INSTRUCTIONS TO FOLLOW: From the first line to the last, restate the material word for word, omitting pictures.

STUDY MATERIAL:
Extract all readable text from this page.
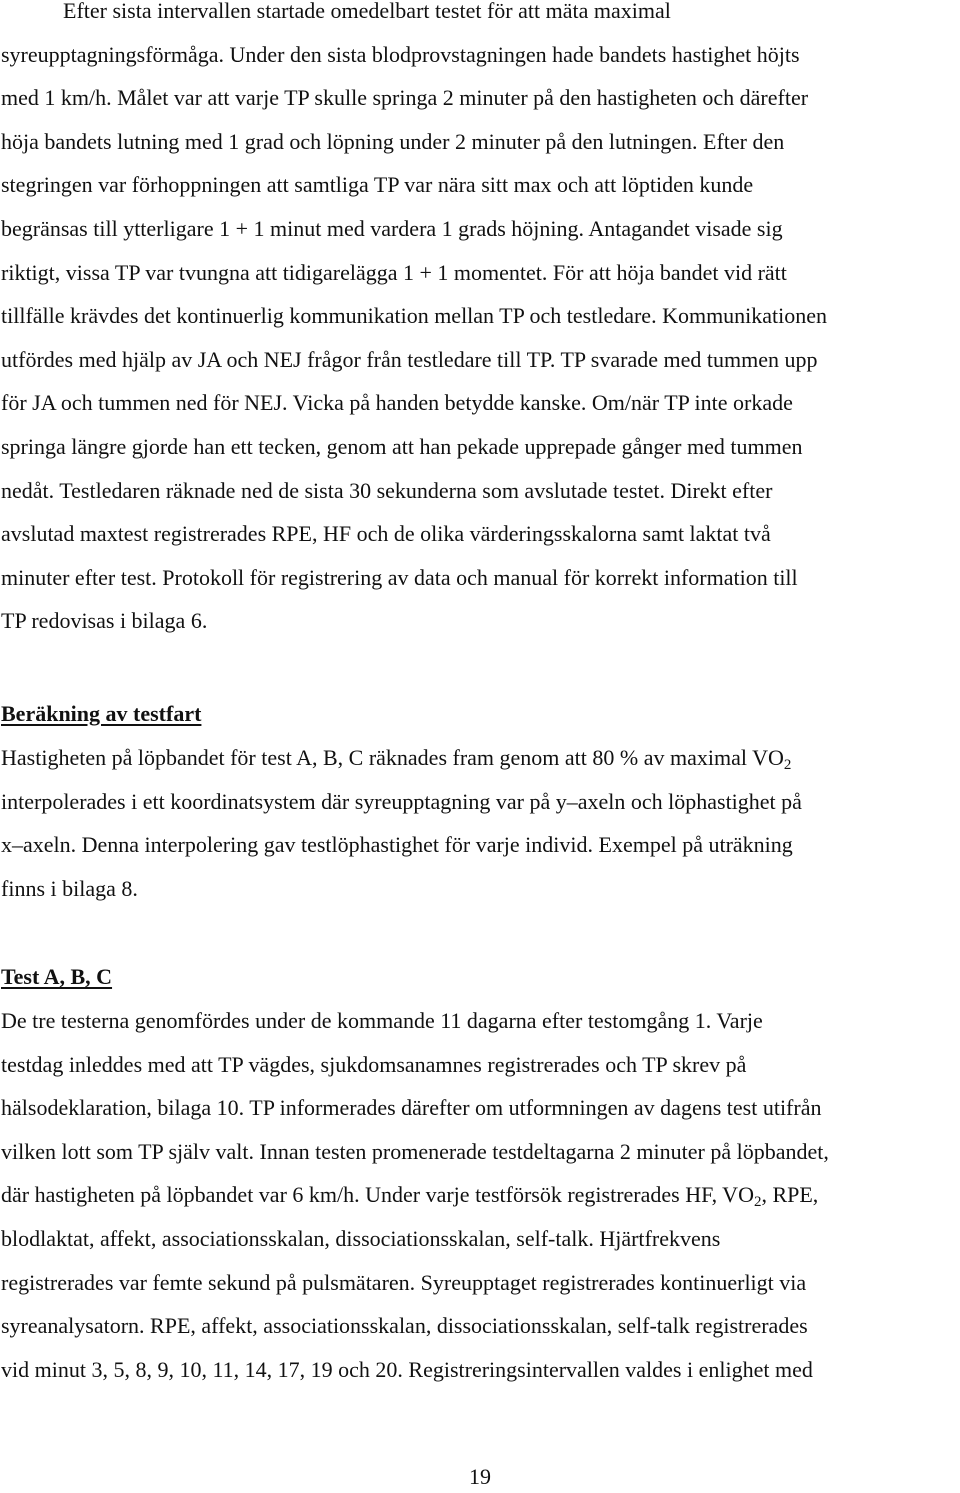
Efter sista intervallen startade omedelbart testet för att mäta maximal
syreupptagningsförmåga. Under den sista blodprovstagningen hade bandets hastighet höjts
med 1 km/h. Målet var att varje TP skulle springa 2 minuter på den hastigheten och därefter
höja bandets lutning med 1 grad och löpning under 2 minuter på den lutningen. Efter den
stegringen var förhoppningen att samtliga TP var nära sitt max och att löptiden kunde
begränsas till ytterligare 1 + 1 minut med vardera 1 grads höjning. Antagandet visade sig
riktigt, vissa TP var tvungna att tidigarelägga 1 + 1 momentet. För att höja bandet vid rätt
tillfälle krävdes det kontinuerlig kommunikation mellan TP och testledare. Kommunikationen
utfördes med hjälp av JA och NEJ frågor från testledare till TP. TP svarade med tummen upp
för JA och tummen ned för NEJ. Vicka på handen betydde kanske. Om/när TP inte orkade
springa längre gjorde han ett tecken, genom att han pekade upprepade gånger med tummen
nedåt. Testledaren räknade ned de sista 30 sekunderna som avslutade testet. Direkt efter
avslutad maxtest registrerades RPE, HF och de olika värderingsskalorna samt laktat två
minuter efter test. Protokoll för registrering av data och manual för korrekt information till
TP redovisas i bilaga 6.

Beräkning av testfart

Hastigheten på löpbandet för test A, B, C räknades fram genom att 80 % av maximal $VO_2$
interpolerades i ett koordinatsystem där syreupptagning var på y–axeln och löphastighet på
x–axeln. Denna interpolering gav testlöphastighet för varje individ. Exempel på uträkning
finns i bilaga 8.

Test A, B, C

De tre testerna genomfördes under de kommande 11 dagarna efter testomgång 1. Varje
testdag inleddes med att TP vägdes, sjukdomsanamnes registrerades och TP skrev på
hälsodeklaration, bilaga 10. TP informerades därefter om utformningen av dagens test utifrån
vilken lott som TP själv valt. Innan testen promenerade testdeltagarna 2 minuter på löpbandet,
där hastigheten på löpbandet var 6 km/h. Under varje testförsök registrerades HF, $VO_2$, RPE,
blodlaktat, affekt, associationsskalan, dissociationsskalan, self-talk. Hjärtfrekvens
registrerades var femte sekund på pulsmätaren. Syreupptaget registrerades kontinuerligt via
syreanalysatorn. RPE, affekt, associationsskalan, dissociationsskalan, self-talk registrerades
vid minut 3, 5, 8, 9, 10, 11, 14, 17, 19 och 20. Registreringsintervallen valdes i enlighet med

19
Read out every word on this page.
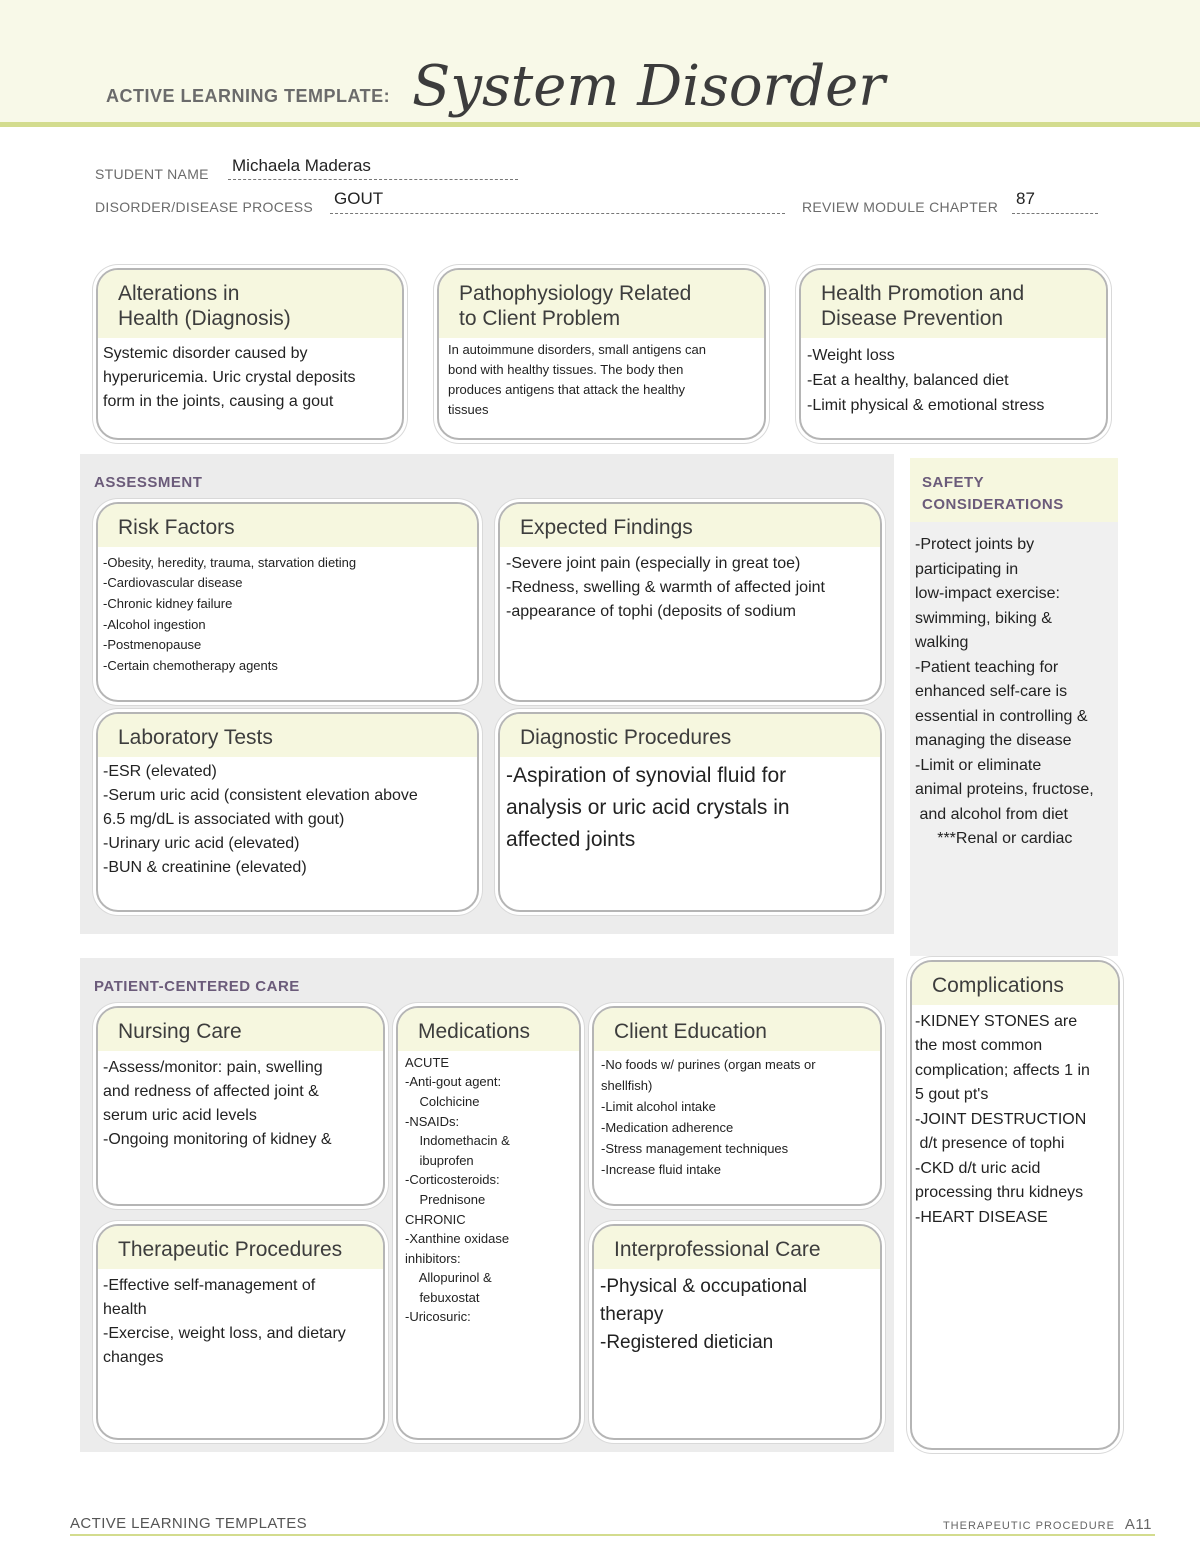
ACTIVE LEARNING TEMPLATE: System Disorder
STUDENT NAME Michaela Maderas
DISORDER/DISEASE PROCESS GOUT	REVIEW MODULE CHAPTER 87
Alterations in
Health (Diagnosis)
Systemic disorder caused by
hyperuricemia. Uric crystal deposits
form in the joints, causing a gout
Pathophysiology Related
to Client Problem
In autoimmune disorders, small antigens can
bond with healthy tissues. The body then
produces antigens that attack the healthy
tissues
Health Promotion and
Disease Prevention
-Weight loss
-Eat a healthy, balanced diet
-Limit physical & emotional stress
ASSESSMENT
Risk Factors
-Obesity, heredity, trauma, starvation dieting
-Cardiovascular disease
-Chronic kidney failure
-Alcohol ingestion
-Postmenopause
-Certain chemotherapy agents
Expected Findings
-Severe joint pain (especially in great toe)
-Redness, swelling & warmth of affected joint
-appearance of tophi (deposits of sodium
Laboratory Tests
-ESR (elevated)
-Serum uric acid (consistent elevation above
6.5 mg/dL is associated with gout)
-Urinary uric acid (elevated)
-BUN & creatinine (elevated)
Diagnostic Procedures
-Aspiration of synovial fluid for
analysis or uric acid crystals in
affected joints
SAFETY
CONSIDERATIONS
-Protect joints by
participating in
low-impact exercise:
swimming, biking &
walking
-Patient teaching for
enhanced self-care is
essential in controlling &
managing the disease
-Limit or eliminate
animal proteins, fructose,
and alcohol from diet
***Renal or cardiac
PATIENT-CENTERED CARE
Nursing Care
-Assess/monitor: pain, swelling
and redness of affected joint &
serum uric acid levels
-Ongoing monitoring of kidney &
Medications
ACUTE
-Anti-gout agent:
Colchicine
-NSAIDs:
Indomethacin &
ibuprofen
-Corticosteroids:
Prednisone
CHRONIC
-Xanthine oxidase
inhibitors:
Allopurinol &
febuxostat
-Uricosuric:
Client Education
-No foods w/ purines (organ meats or
shellfish)
-Limit alcohol intake
-Medication adherence
-Stress management techniques
-Increase fluid intake
Therapeutic Procedures
-Effective self-management of
health
-Exercise, weight loss, and dietary
changes
Interprofessional Care
-Physical & occupational
therapy
-Registered dietician
Complications
-KIDNEY STONES are
the most common
complication; affects 1 in
5 gout pt's
-JOINT DESTRUCTION
d/t presence of tophi
-CKD d/t uric acid
processing thru kidneys
-HEART DISEASE
ACTIVE LEARNING TEMPLATES	THERAPEUTIC PROCEDURE A11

EXPECTED ANSWER:
Extract all readable text from this page.
Efter sista intervallen startade omedelbart testet för att mäta maximal
syreupptagningsförmåga. Under den sista blodprovstagningen hade bandets hastighet höjts
med 1 km/h. Målet var att varje TP skulle springa 2 minuter på den hastigheten och därefter
höja bandets lutning med 1 grad och löpning under 2 minuter på den lutningen. Efter den
stegringen var förhoppningen att samtliga TP var nära sitt max och att löptiden kunde
begränsas till ytterligare 1 + 1 minut med vardera 1 grads höjning. Antagandet visade sig
riktigt, vissa TP var tvungna att tidigarelägga 1 + 1 momentet. För att höja bandet vid rätt
tillfälle krävdes det kontinuerlig kommunikation mellan TP och testledare. Kommunikationen
utfördes med hjälp av JA och NEJ frågor från testledare till TP. TP svarade med tummen upp
för JA och tummen ned för NEJ. Vicka på handen betydde kanske. Om/när TP inte orkade
springa längre gjorde han ett tecken, genom att han pekade upprepade gånger med tummen
nedåt. Testledaren räknade ned de sista 30 sekunderna som avslutade testet. Direkt efter
avslutad maxtest registrerades RPE, HF och de olika värderingsskalorna samt laktat två
minuter efter test. Protokoll för registrering av data och manual för korrekt information till
TP redovisas i bilaga 6.

Beräkning av testfart

Hastigheten på löpbandet för test A, B, C räknades fram genom att 80 % av maximal $VO_2$
interpolerades i ett koordinatsystem där syreupptagning var på y–axeln och löphastighet på
x–axeln. Denna interpolering gav testlöphastighet för varje individ. Exempel på uträkning
finns i bilaga 8.

Test A, B, C

De tre testerna genomfördes under de kommande 11 dagarna efter testomgång 1. Varje
testdag inleddes med att TP vägdes, sjukdomsanamnes registrerades och TP skrev på
hälsodeklaration, bilaga 10. TP informerades därefter om utformningen av dagens test utifrån
vilken lott som TP själv valt. Innan testen promenerade testdeltagarna 2 minuter på löpbandet,
där hastigheten på löpbandet var 6 km/h. Under varje testförsök registrerades HF, $VO_2$, RPE,
blodlaktat, affekt, associationsskalan, dissociationsskalan, self-talk. Hjärtfrekvens
registrerades var femte sekund på pulsmätaren. Syreupptaget registrerades kontinuerligt via
syreanalysatorn. RPE, affekt, associationsskalan, dissociationsskalan, self-talk registrerades
vid minut 3, 5, 8, 9, 10, 11, 14, 17, 19 och 20. Registreringsintervallen valdes i enlighet med

19
Read out every word on this page.
ACTIVE LEARNING TEMPLATE: System Disorder
STUDENT NAME Michaela Maderas
DISORDER/DISEASE PROCESS GOUT	REVIEW MODULE CHAPTER 87
Alterations in
Health (Diagnosis)
Systemic disorder caused by
hyperuricemia. Uric crystal deposits
form in the joints, causing a gout
Pathophysiology Related
to Client Problem
In autoimmune disorders, small antigens can
bond with healthy tissues. The body then
produces antigens that attack the healthy
tissues
Health Promotion and
Disease Prevention
-Weight loss
-Eat a healthy, balanced diet
-Limit physical & emotional stress
ASSESSMENT
Risk Factors
-Obesity, heredity, trauma, starvation dieting
-Cardiovascular disease
-Chronic kidney failure
-Alcohol ingestion
-Postmenopause
-Certain chemotherapy agents
Expected Findings
-Severe joint pain (especially in great toe)
-Redness, swelling & warmth of affected joint
-appearance of tophi (deposits of sodium
Laboratory Tests
-ESR (elevated)
-Serum uric acid (consistent elevation above
6.5 mg/dL is associated with gout)
-Urinary uric acid (elevated)
-BUN & creatinine (elevated)
Diagnostic Procedures
-Aspiration of synovial fluid for
analysis or uric acid crystals in
affected joints
SAFETY
CONSIDERATIONS
-Protect joints by
participating in
low-impact exercise:
swimming, biking &
walking
-Patient teaching for
enhanced self-care is
essential in controlling &
managing the disease
-Limit or eliminate
animal proteins, fructose,
and alcohol from diet
***Renal or cardiac
PATIENT-CENTERED CARE
Nursing Care
-Assess/monitor: pain, swelling
and redness of affected joint &
serum uric acid levels
-Ongoing monitoring of kidney &
Medications
ACUTE
-Anti-gout agent:
Colchicine
-NSAIDs:
Indomethacin &
ibuprofen
-Corticosteroids:
Prednisone
CHRONIC
-Xanthine oxidase
inhibitors:
Allopurinol &
febuxostat
-Uricosuric:
Client Education
-No foods w/ purines (organ meats or
shellfish)
-Limit alcohol intake
-Medication adherence
-Stress management techniques
-Increase fluid intake
Therapeutic Procedures
-Effective self-management of
health
-Exercise, weight loss, and dietary
changes
Interprofessional Care
-Physical & occupational
therapy
-Registered dietician
Complications
-KIDNEY STONES are
the most common
complication; affects 1 in
5 gout pt's
-JOINT DESTRUCTION
d/t presence of tophi
-CKD d/t uric acid
processing thru kidneys
-HEART DISEASE
ACTIVE LEARNING TEMPLATES	THERAPEUTIC PROCEDURE A11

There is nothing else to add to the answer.